══ Material shown

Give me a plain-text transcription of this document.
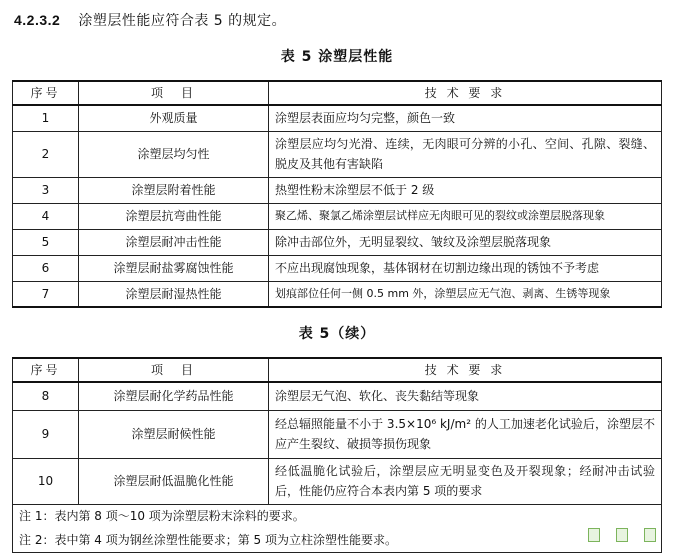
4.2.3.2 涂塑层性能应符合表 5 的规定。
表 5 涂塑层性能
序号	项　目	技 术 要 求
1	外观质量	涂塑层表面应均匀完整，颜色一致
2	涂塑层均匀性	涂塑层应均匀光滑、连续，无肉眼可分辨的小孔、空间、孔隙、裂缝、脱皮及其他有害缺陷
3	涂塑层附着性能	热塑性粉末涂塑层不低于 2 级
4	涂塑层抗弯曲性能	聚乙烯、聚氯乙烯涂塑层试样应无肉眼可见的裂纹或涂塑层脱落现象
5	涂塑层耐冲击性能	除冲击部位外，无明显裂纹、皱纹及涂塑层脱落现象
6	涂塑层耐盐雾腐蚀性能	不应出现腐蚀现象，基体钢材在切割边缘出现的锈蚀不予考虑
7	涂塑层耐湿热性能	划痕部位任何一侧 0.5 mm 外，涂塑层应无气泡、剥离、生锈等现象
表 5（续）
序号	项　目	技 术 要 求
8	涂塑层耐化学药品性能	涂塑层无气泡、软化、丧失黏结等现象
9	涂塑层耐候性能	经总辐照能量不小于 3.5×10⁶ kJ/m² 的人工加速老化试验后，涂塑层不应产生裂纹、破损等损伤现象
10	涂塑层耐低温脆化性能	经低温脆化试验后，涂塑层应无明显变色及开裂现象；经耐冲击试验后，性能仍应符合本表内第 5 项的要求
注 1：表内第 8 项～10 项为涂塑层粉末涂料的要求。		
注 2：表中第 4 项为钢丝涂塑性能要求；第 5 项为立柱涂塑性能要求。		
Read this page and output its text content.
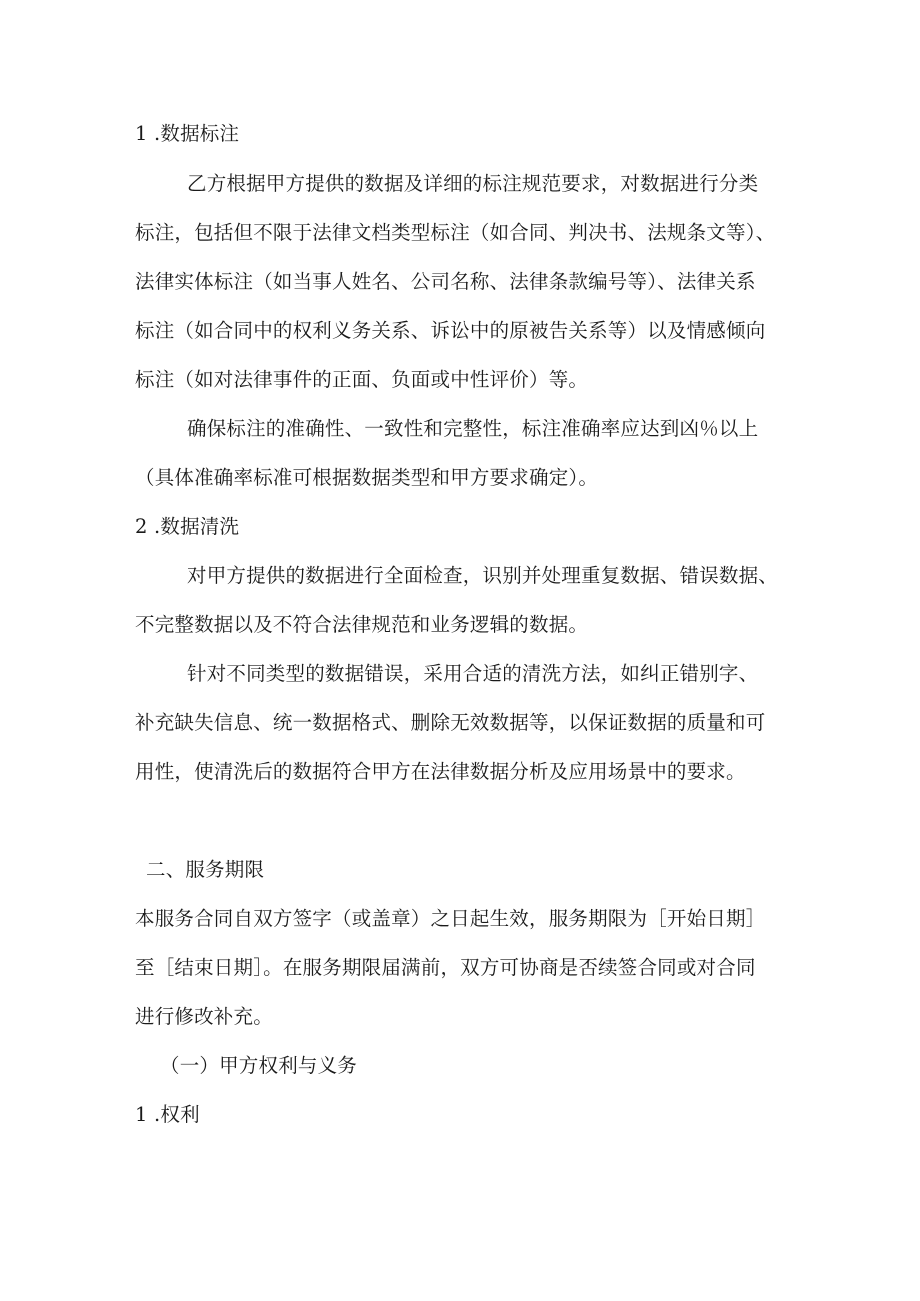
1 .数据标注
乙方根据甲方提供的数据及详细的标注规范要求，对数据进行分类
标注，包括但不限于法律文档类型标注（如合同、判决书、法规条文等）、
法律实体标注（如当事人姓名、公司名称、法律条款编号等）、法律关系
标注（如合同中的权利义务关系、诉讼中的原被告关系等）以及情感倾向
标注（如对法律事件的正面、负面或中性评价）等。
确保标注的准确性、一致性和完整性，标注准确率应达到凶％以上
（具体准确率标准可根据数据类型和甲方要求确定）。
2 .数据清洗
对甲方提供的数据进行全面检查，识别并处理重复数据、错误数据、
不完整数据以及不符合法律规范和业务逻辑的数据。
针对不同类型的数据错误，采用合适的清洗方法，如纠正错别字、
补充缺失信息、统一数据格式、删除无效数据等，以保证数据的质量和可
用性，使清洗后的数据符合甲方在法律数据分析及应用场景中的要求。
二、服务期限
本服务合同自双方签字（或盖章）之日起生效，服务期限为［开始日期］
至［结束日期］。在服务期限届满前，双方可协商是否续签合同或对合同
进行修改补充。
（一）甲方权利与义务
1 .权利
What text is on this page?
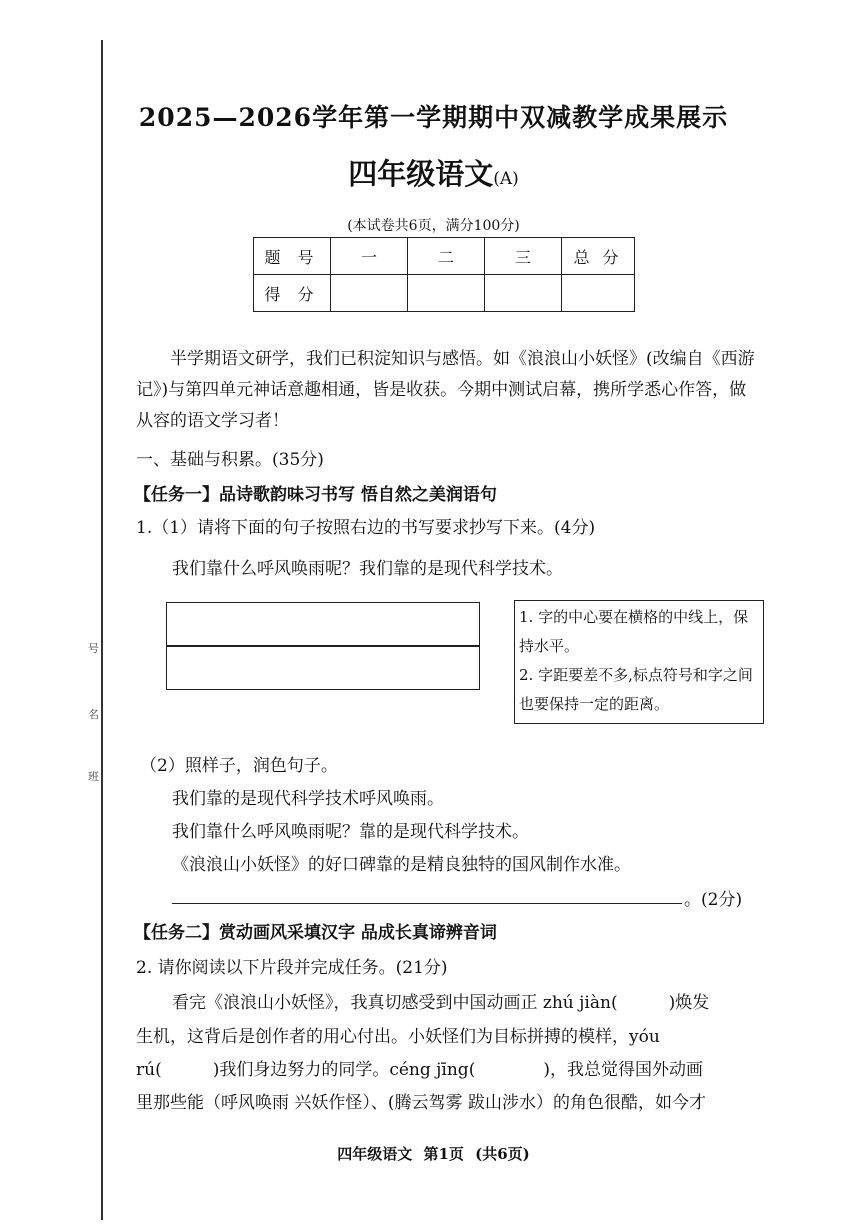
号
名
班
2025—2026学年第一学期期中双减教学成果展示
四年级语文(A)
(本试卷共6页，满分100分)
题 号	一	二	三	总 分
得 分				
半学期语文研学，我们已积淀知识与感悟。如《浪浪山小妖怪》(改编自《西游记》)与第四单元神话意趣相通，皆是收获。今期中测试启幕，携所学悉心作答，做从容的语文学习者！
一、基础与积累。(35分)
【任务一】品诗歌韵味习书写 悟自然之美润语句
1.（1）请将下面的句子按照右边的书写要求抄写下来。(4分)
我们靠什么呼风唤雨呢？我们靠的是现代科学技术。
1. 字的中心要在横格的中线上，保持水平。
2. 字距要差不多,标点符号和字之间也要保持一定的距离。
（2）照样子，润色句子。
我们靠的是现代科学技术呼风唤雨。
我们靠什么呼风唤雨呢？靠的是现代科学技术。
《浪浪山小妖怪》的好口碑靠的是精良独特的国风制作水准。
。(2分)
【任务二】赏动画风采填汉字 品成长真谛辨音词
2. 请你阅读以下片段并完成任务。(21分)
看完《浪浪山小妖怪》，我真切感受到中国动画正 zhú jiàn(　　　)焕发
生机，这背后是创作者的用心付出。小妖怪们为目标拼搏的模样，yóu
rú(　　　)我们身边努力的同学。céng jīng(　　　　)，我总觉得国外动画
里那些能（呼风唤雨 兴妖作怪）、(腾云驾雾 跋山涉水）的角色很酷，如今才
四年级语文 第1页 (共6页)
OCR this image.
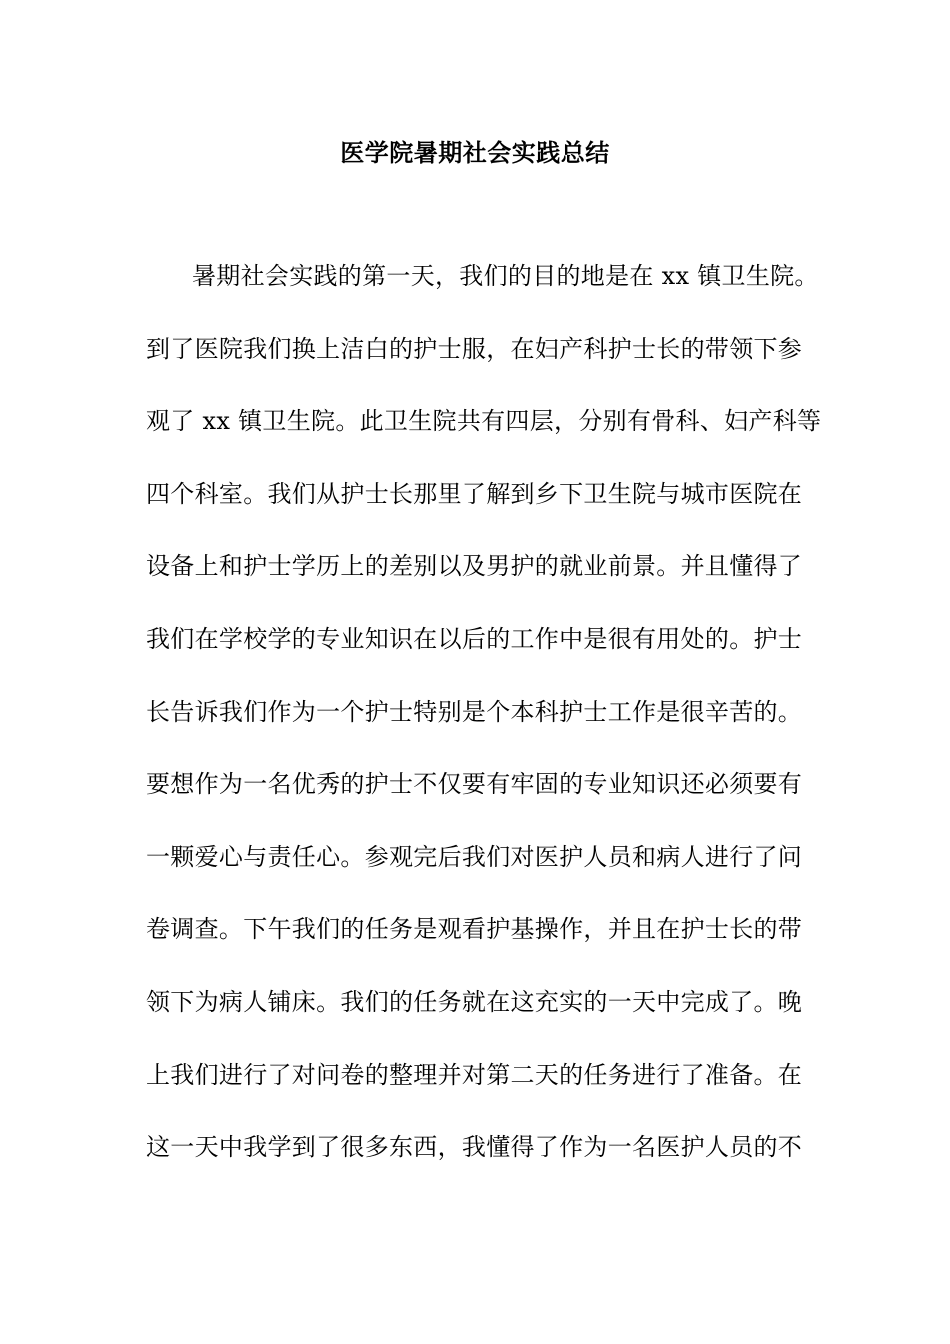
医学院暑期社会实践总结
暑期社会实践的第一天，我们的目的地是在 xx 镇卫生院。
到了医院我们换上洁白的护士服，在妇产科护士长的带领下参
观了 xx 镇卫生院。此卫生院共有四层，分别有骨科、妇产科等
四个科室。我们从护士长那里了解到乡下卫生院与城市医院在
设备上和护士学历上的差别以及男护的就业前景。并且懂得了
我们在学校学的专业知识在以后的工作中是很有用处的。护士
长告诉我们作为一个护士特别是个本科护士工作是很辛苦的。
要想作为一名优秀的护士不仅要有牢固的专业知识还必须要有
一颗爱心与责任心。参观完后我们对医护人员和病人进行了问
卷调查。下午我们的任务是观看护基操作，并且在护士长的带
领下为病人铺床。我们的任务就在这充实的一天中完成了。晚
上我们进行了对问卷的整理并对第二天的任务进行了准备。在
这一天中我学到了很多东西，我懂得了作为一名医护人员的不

════

=== The request ===
In the records above, locate every line with the string "text" and copy it.

=== Result of this task ===
Give me a plain-text transcription of this document.
Read this page and output its text content.
What text is on this page?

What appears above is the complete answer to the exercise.